» **Work instructions**
Examine the material below. Gather every line in which the string "Externe" appears.
— start Dataset —
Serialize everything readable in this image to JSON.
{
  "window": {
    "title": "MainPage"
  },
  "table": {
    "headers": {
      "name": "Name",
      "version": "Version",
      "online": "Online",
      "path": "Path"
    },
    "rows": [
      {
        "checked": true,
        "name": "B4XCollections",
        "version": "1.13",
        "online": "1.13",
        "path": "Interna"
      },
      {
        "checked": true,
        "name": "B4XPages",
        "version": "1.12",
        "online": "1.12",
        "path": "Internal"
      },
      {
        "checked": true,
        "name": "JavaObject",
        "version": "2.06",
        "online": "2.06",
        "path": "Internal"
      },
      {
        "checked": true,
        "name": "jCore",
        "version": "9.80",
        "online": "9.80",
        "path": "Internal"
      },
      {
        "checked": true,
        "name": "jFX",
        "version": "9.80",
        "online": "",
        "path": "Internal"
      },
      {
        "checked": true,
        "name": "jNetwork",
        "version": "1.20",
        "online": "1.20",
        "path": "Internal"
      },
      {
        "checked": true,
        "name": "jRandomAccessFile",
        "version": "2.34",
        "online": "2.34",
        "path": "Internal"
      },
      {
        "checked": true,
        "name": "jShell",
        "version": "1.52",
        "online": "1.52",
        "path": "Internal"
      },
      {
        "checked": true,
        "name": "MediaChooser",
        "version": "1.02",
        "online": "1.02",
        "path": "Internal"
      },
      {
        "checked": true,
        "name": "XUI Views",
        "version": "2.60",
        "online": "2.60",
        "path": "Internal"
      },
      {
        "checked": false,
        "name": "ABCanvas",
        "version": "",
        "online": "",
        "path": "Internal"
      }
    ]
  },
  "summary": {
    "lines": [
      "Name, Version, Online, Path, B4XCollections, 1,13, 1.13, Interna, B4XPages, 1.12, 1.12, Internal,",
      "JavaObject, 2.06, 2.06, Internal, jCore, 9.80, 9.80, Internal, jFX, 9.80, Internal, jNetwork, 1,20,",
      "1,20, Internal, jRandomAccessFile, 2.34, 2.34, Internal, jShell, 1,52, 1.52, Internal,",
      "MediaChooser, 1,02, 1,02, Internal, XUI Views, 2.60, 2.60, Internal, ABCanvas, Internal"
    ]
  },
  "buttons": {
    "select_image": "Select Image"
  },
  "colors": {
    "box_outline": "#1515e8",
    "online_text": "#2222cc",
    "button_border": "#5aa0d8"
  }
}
— end Dataset —
— start Dataset —
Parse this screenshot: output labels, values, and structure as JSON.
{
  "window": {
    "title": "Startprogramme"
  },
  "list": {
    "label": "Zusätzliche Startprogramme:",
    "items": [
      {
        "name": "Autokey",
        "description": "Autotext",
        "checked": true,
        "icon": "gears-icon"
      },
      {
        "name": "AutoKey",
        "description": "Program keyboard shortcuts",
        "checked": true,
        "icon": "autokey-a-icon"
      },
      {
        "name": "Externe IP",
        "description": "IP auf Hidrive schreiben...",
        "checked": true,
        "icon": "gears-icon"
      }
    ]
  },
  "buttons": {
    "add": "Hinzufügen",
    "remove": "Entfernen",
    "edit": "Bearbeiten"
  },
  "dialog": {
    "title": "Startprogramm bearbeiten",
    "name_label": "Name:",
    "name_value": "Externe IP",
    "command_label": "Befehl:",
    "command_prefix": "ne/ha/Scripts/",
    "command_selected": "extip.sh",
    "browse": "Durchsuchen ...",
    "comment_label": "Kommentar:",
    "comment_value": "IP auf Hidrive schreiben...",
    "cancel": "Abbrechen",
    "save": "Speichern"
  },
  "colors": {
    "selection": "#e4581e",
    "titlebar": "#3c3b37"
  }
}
— end Dataset —
» **Final result**
        "name": "Externe IP",
    "name_value": "Externe IP",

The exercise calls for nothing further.